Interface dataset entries
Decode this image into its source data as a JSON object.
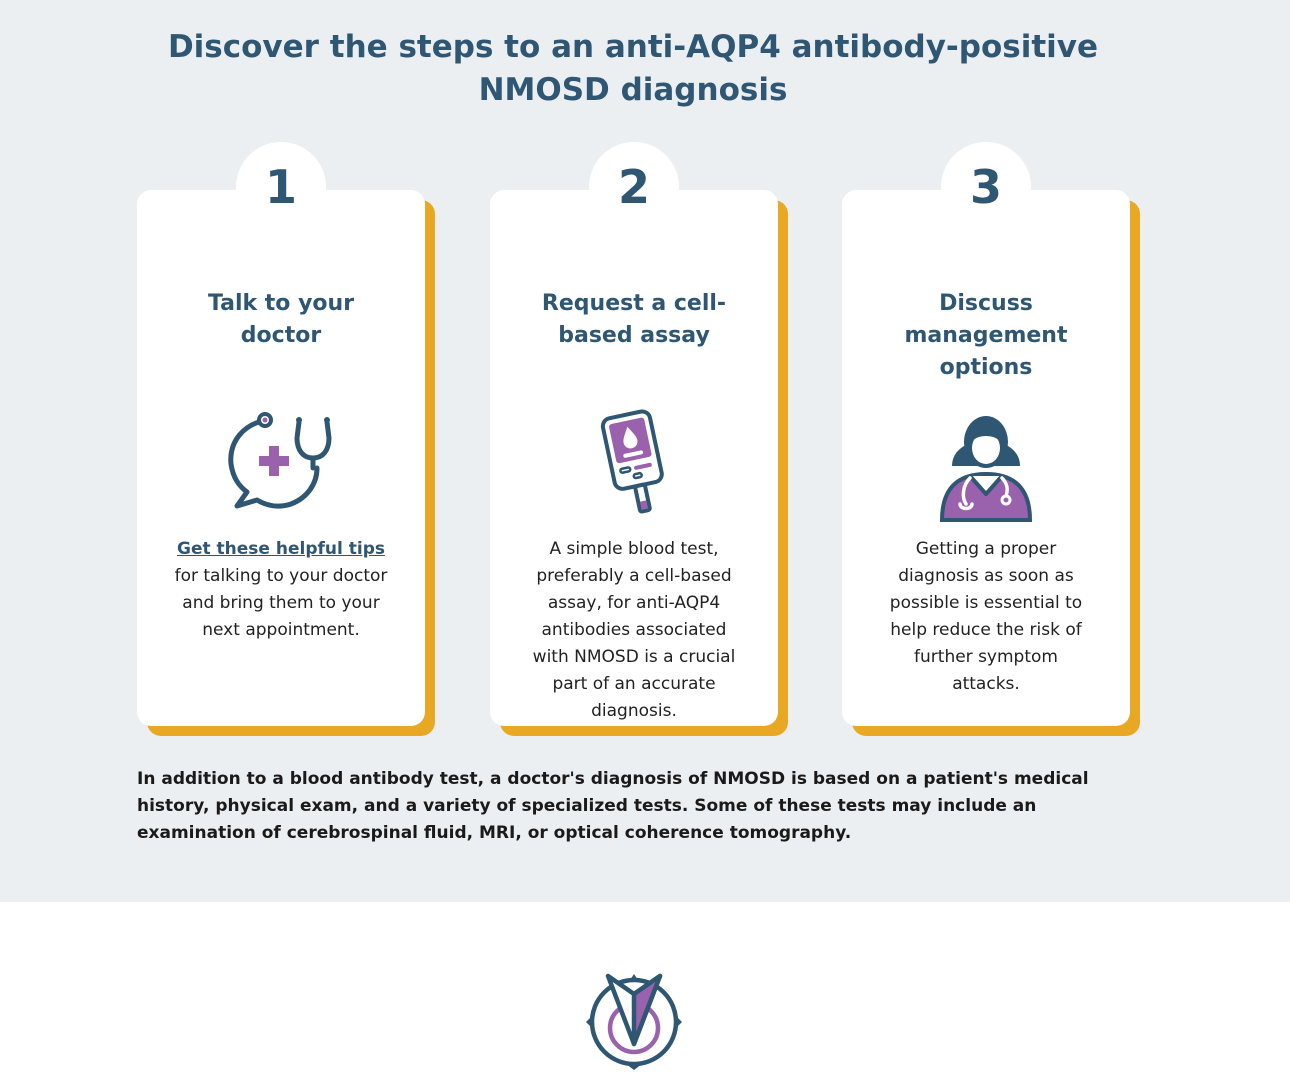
{
  "page": {
    "title": "Discover the steps to an anti-AQP4 antibody-positive NMOSD diagnosis"
  },
  "steps": [
    {
      "number": "1",
      "title": "Talk to your doctor",
      "icon": "stethoscope-chat-icon",
      "link_text": "Get these helpful tips",
      "body": "for talking to your doctor and bring them to your next appointment."
    },
    {
      "number": "2",
      "title": "Request a cell-based assay",
      "icon": "blood-test-device-icon",
      "body": "A simple blood test, preferably a cell-based assay, for anti-AQP4 antibodies associated with NMOSD is a crucial part of an accurate diagnosis."
    },
    {
      "number": "3",
      "title": "Discuss management options",
      "icon": "doctor-icon",
      "body": "Getting a proper diagnosis as soon as possible is essential to help reduce the risk of further symptom attacks."
    }
  ],
  "footnote": "In addition to a blood antibody test, a doctor's diagnosis of NMOSD is based on a patient's medical history, physical exam, and a variety of specialized tests. Some of these tests may include an examination of cerebrospinal fluid, MRI, or optical coherence tomography.",
  "logo": {
    "icon": "compass-logo-icon"
  },
  "colors": {
    "background": "#eceff2",
    "navy": "#2f5673",
    "accent_gold": "#e9a824",
    "purple": "#9a62ad",
    "text": "#222222"
  }
}
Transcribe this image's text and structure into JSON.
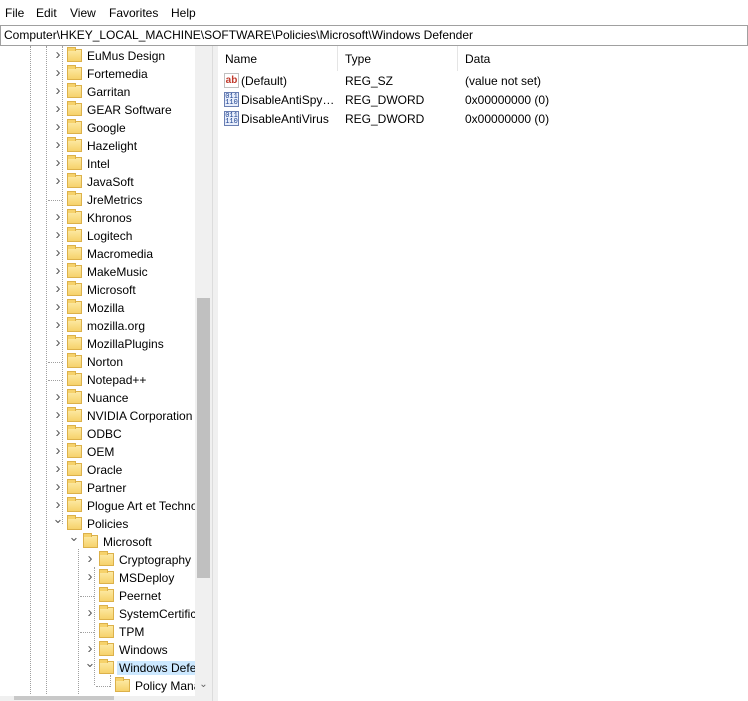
{
  "menu": {
    "file": "File",
    "edit": "Edit",
    "view": "View",
    "favorites": "Favorites",
    "help": "Help"
  },
  "address": "Computer\\HKEY_LOCAL_MACHINE\\SOFTWARE\\Policies\\Microsoft\\Windows Defender",
  "tree": {
    "items": [
      {
        "label": "EuMus Design",
        "expander": "collapsed"
      },
      {
        "label": "Fortemedia",
        "expander": "collapsed"
      },
      {
        "label": "Garritan",
        "expander": "collapsed"
      },
      {
        "label": "GEAR Software",
        "expander": "collapsed"
      },
      {
        "label": "Google",
        "expander": "collapsed"
      },
      {
        "label": "Hazelight",
        "expander": "collapsed"
      },
      {
        "label": "Intel",
        "expander": "collapsed"
      },
      {
        "label": "JavaSoft",
        "expander": "collapsed"
      },
      {
        "label": "JreMetrics",
        "expander": "none"
      },
      {
        "label": "Khronos",
        "expander": "collapsed"
      },
      {
        "label": "Logitech",
        "expander": "collapsed"
      },
      {
        "label": "Macromedia",
        "expander": "collapsed"
      },
      {
        "label": "MakeMusic",
        "expander": "collapsed"
      },
      {
        "label": "Microsoft",
        "expander": "collapsed"
      },
      {
        "label": "Mozilla",
        "expander": "collapsed"
      },
      {
        "label": "mozilla.org",
        "expander": "collapsed"
      },
      {
        "label": "MozillaPlugins",
        "expander": "collapsed"
      },
      {
        "label": "Norton",
        "expander": "none"
      },
      {
        "label": "Notepad++",
        "expander": "none"
      },
      {
        "label": "Nuance",
        "expander": "collapsed"
      },
      {
        "label": "NVIDIA Corporation",
        "expander": "collapsed"
      },
      {
        "label": "ODBC",
        "expander": "collapsed"
      },
      {
        "label": "OEM",
        "expander": "collapsed"
      },
      {
        "label": "Oracle",
        "expander": "collapsed"
      },
      {
        "label": "Partner",
        "expander": "collapsed"
      },
      {
        "label": "Plogue Art et Techno",
        "expander": "collapsed"
      },
      {
        "label": "Policies",
        "expander": "expanded"
      }
    ],
    "microsoft": {
      "label": "Microsoft",
      "expander": "expanded"
    },
    "microsoft_children": [
      {
        "label": "Cryptography",
        "expander": "collapsed"
      },
      {
        "label": "MSDeploy",
        "expander": "collapsed"
      },
      {
        "label": "Peernet",
        "expander": "none"
      },
      {
        "label": "SystemCertificates",
        "expander": "collapsed"
      },
      {
        "label": "TPM",
        "expander": "none"
      },
      {
        "label": "Windows",
        "expander": "collapsed"
      },
      {
        "label": "Windows Defender",
        "expander": "expanded",
        "selected": true
      }
    ],
    "defender_child": {
      "label": "Policy Manager",
      "expander": "none"
    }
  },
  "scroll_icons": {
    "up": "chevron-up-icon",
    "down": "chevron-down-icon"
  },
  "list": {
    "columns": {
      "name": "Name",
      "type": "Type",
      "data": "Data"
    },
    "rows": [
      {
        "icon": "string-value-icon",
        "icon_text": "ab",
        "name": "(Default)",
        "type": "REG_SZ",
        "data": "(value not set)"
      },
      {
        "icon": "dword-value-icon",
        "icon_text": "011\n110",
        "name": "DisableAntiSpyware",
        "type": "REG_DWORD",
        "data": "0x00000000 (0)"
      },
      {
        "icon": "dword-value-icon",
        "icon_text": "011\n110",
        "name": "DisableAntiVirus",
        "type": "REG_DWORD",
        "data": "0x00000000 (0)"
      }
    ]
  },
  "colors": {
    "selection": "#cce8ff",
    "folder": "#f6d26b",
    "scrollbar": "#f0f0f0"
  }
}
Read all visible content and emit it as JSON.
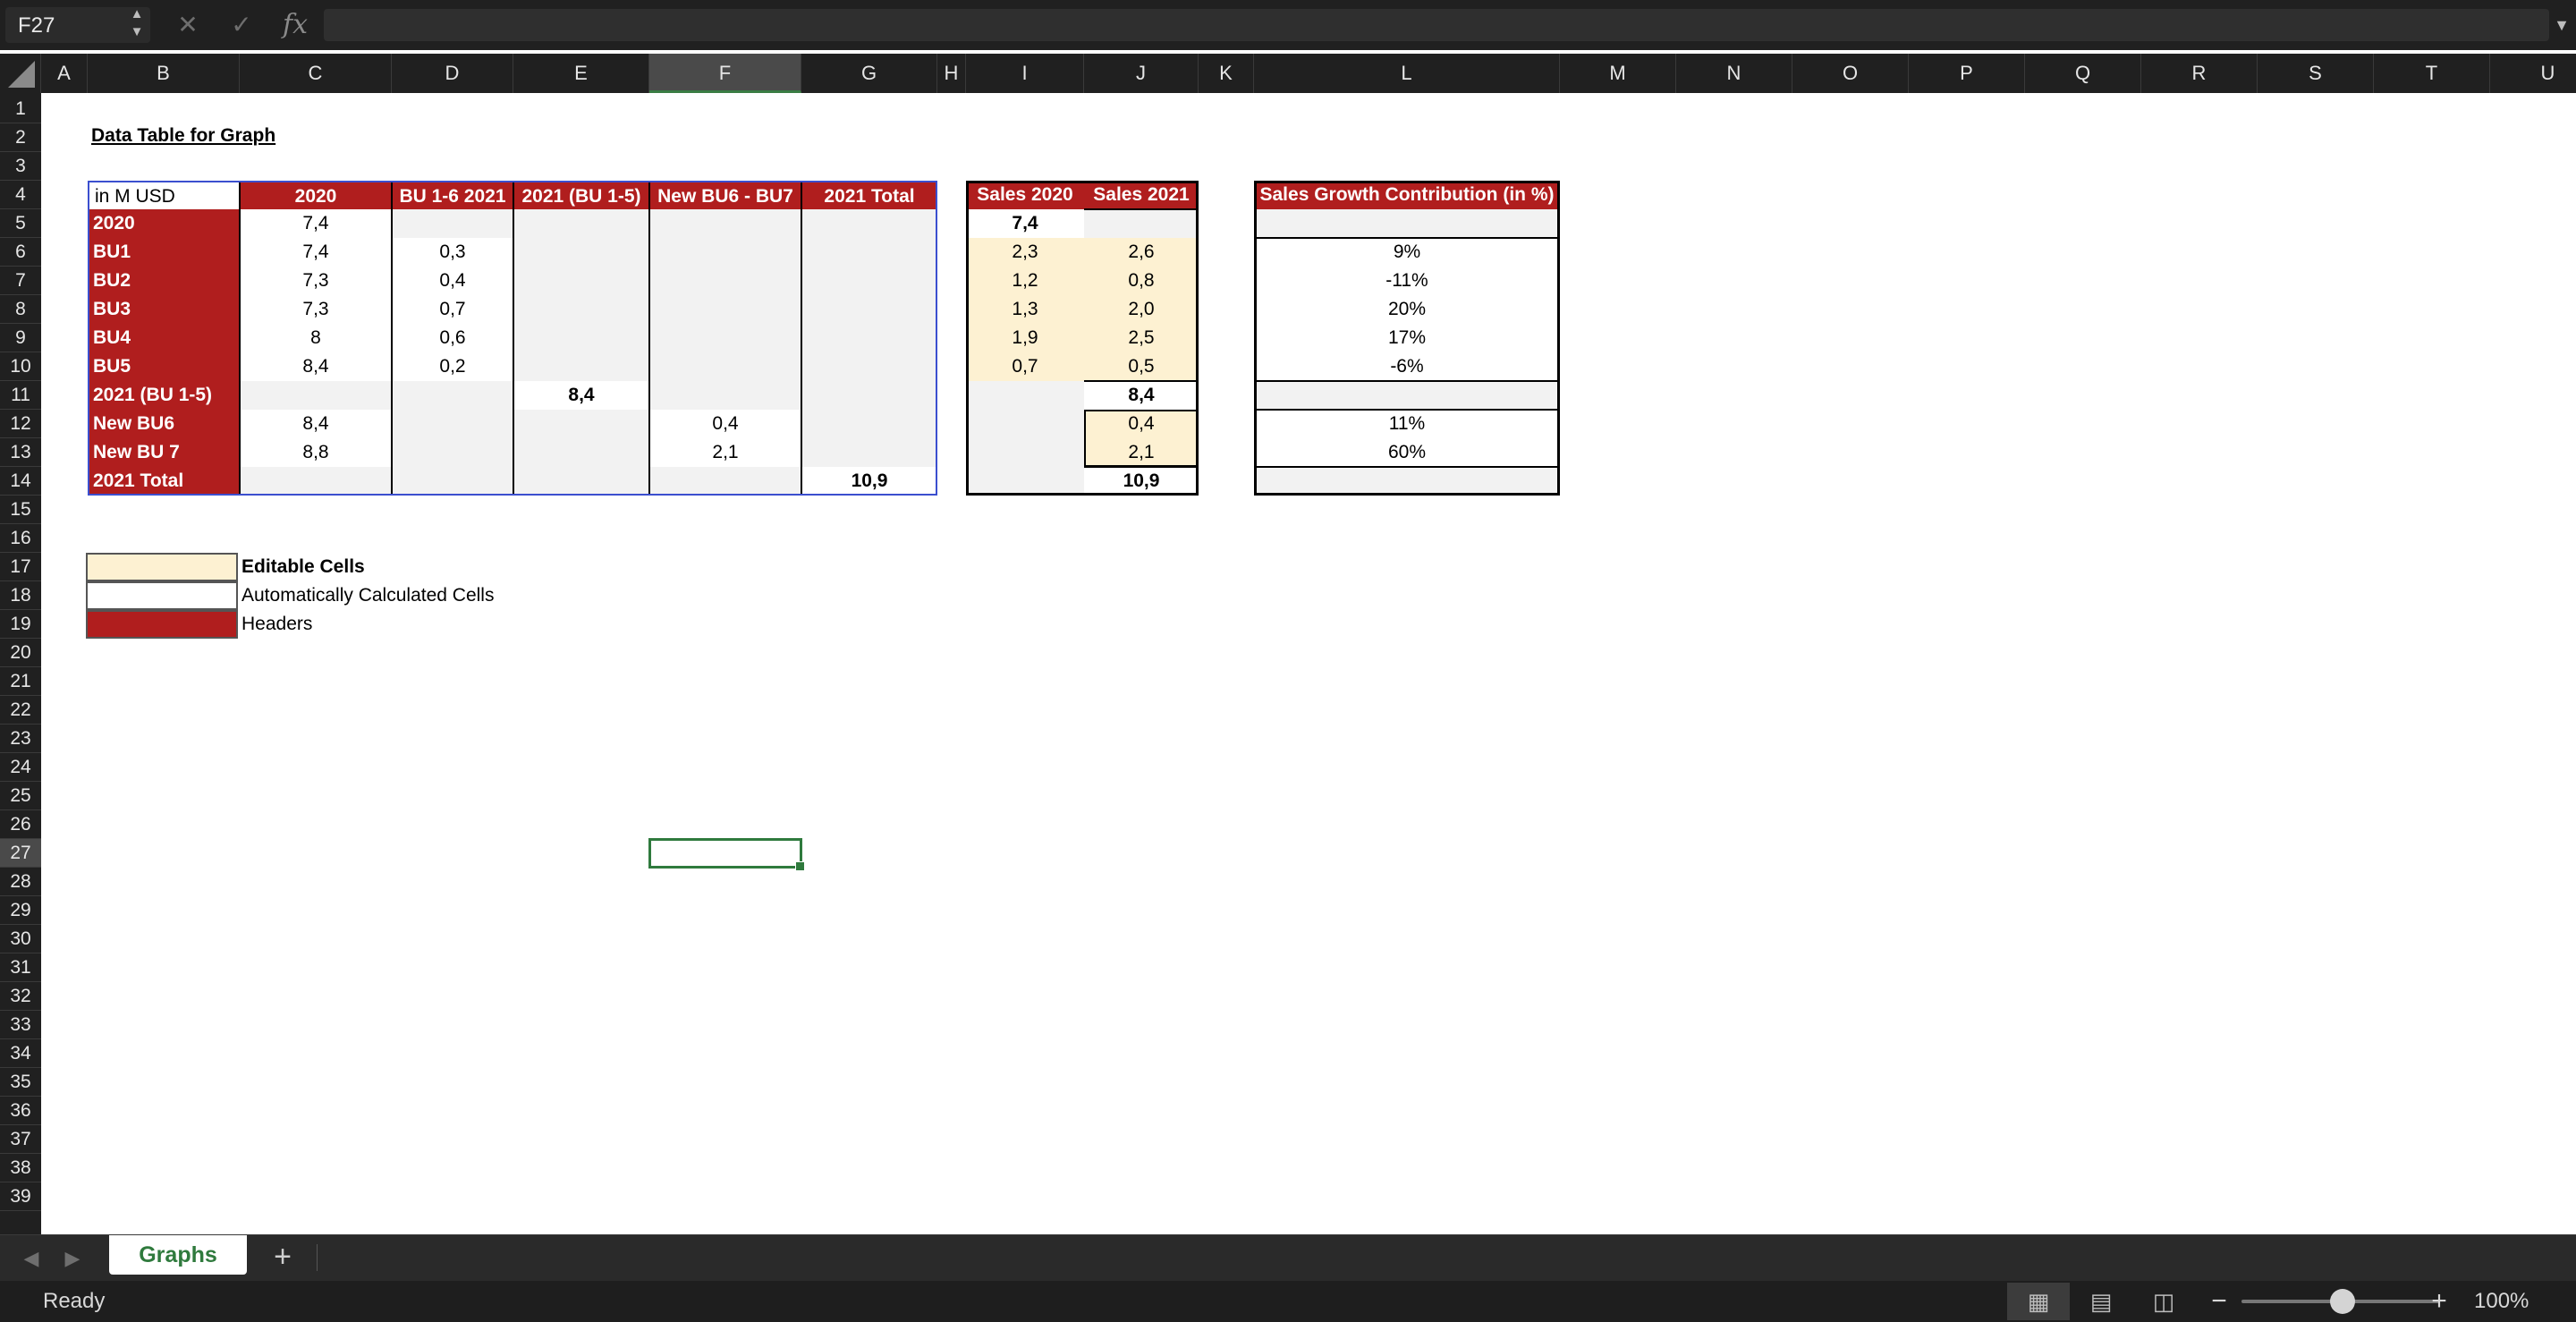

### Work request
Among the entries above, how many lines have the string "blood" in them? Only the number should be given.

### Response area
3